Written problem:
Please write out the material that follows, exactly as it stands.

— start Extracted entries —

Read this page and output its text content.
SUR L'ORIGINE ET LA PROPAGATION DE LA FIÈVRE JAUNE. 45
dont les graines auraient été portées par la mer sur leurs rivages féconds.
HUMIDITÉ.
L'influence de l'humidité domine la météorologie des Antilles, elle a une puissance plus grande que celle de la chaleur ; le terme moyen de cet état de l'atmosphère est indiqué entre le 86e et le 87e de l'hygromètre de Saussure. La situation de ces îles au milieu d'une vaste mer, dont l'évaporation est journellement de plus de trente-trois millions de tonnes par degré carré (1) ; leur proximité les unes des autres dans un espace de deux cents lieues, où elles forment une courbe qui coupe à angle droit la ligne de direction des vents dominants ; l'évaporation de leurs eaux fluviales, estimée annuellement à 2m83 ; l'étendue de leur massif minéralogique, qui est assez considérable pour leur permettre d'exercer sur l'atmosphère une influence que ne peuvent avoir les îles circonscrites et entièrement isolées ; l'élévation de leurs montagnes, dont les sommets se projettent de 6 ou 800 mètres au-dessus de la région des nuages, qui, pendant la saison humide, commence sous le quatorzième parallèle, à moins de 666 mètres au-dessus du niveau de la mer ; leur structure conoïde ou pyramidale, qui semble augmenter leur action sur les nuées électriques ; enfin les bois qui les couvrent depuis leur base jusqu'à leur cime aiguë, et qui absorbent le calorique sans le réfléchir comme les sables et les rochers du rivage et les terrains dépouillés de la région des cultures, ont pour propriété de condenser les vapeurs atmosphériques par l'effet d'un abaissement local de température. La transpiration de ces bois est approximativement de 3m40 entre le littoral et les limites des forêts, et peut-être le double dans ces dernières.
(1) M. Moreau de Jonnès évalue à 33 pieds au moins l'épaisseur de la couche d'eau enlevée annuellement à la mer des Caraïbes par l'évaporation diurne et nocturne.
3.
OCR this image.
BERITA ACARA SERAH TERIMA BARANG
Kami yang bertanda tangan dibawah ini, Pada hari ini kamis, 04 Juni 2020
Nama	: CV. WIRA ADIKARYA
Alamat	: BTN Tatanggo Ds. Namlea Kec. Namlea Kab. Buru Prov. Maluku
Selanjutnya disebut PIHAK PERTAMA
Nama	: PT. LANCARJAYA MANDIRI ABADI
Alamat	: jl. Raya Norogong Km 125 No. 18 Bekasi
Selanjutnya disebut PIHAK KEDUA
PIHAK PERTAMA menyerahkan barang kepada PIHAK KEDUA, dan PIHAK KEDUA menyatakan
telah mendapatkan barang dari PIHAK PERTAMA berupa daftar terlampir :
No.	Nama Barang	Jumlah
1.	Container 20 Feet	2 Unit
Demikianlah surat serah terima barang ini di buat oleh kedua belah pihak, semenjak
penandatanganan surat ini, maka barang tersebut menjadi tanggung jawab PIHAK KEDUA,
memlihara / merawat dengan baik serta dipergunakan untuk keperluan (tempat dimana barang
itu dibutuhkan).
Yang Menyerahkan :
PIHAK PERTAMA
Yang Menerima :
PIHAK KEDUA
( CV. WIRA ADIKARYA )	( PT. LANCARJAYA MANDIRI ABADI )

— end Extracted entries —

Result below:
Read this page and output its text content.
SUR L'ORIGINE ET LA PROPAGATION DE LA FIÈVRE JAUNE. 45
dont les graines auraient été portées par la mer sur leurs rivages féconds.
HUMIDITÉ.
L'influence de l'humidité domine la météorologie des Antilles, elle a une puissance plus grande que celle de la chaleur ; le terme moyen de cet état de l'atmosphère est indiqué entre le 86e et le 87e de l'hygromètre de Saussure. La situation de ces îles au milieu d'une vaste mer, dont l'évaporation est journellement de plus de trente-trois millions de tonnes par degré carré (1) ; leur proximité les unes des autres dans un espace de deux cents lieues, où elles forment une courbe qui coupe à angle droit la ligne de direction des vents dominants ; l'évaporation de leurs eaux fluviales, estimée annuellement à 2m83 ; l'étendue de leur massif minéralogique, qui est assez considérable pour leur permettre d'exercer sur l'atmosphère une influence que ne peuvent avoir les îles circonscrites et entièrement isolées ; l'élévation de leurs montagnes, dont les sommets se projettent de 6 ou 800 mètres au-dessus de la région des nuages, qui, pendant la saison humide, commence sous le quatorzième parallèle, à moins de 666 mètres au-dessus du niveau de la mer ; leur structure conoïde ou pyramidale, qui semble augmenter leur action sur les nuées électriques ; enfin les bois qui les couvrent depuis leur base jusqu'à leur cime aiguë, et qui absorbent le calorique sans le réfléchir comme les sables et les rochers du rivage et les terrains dépouillés de la région des cultures, ont pour propriété de condenser les vapeurs atmosphériques par l'effet d'un abaissement local de température. La transpiration de ces bois est approximativement de 3m40 entre le littoral et les limites des forêts, et peut-être le double dans ces dernières.
(1) M. Moreau de Jonnès évalue à 33 pieds au moins l'épaisseur de la couche d'eau enlevée annuellement à la mer des Caraïbes par l'évaporation diurne et nocturne.
3.
OCR this image.
BERITA ACARA SERAH TERIMA BARANG
Kami yang bertanda tangan dibawah ini, Pada hari ini kamis, 04 Juni 2020
Nama	: CV. WIRA ADIKARYA
Alamat	: BTN Tatanggo Ds. Namlea Kec. Namlea Kab. Buru Prov. Maluku
Selanjutnya disebut PIHAK PERTAMA
Nama	: PT. LANCARJAYA MANDIRI ABADI
Alamat	: jl. Raya Norogong Km 125 No. 18 Bekasi
Selanjutnya disebut PIHAK KEDUA
PIHAK PERTAMA menyerahkan barang kepada PIHAK KEDUA, dan PIHAK KEDUA menyatakan
telah mendapatkan barang dari PIHAK PERTAMA berupa daftar terlampir :
No.	Nama Barang	Jumlah
1.	Container 20 Feet	2 Unit
Demikianlah surat serah terima barang ini di buat oleh kedua belah pihak, semenjak
penandatanganan surat ini, maka barang tersebut menjadi tanggung jawab PIHAK KEDUA,
memlihara / merawat dengan baik serta dipergunakan untuk keperluan (tempat dimana barang
itu dibutuhkan).
Yang Menyerahkan :
PIHAK PERTAMA
Yang Menerima :
PIHAK KEDUA
( CV. WIRA ADIKARYA )	( PT. LANCARJAYA MANDIRI ABADI )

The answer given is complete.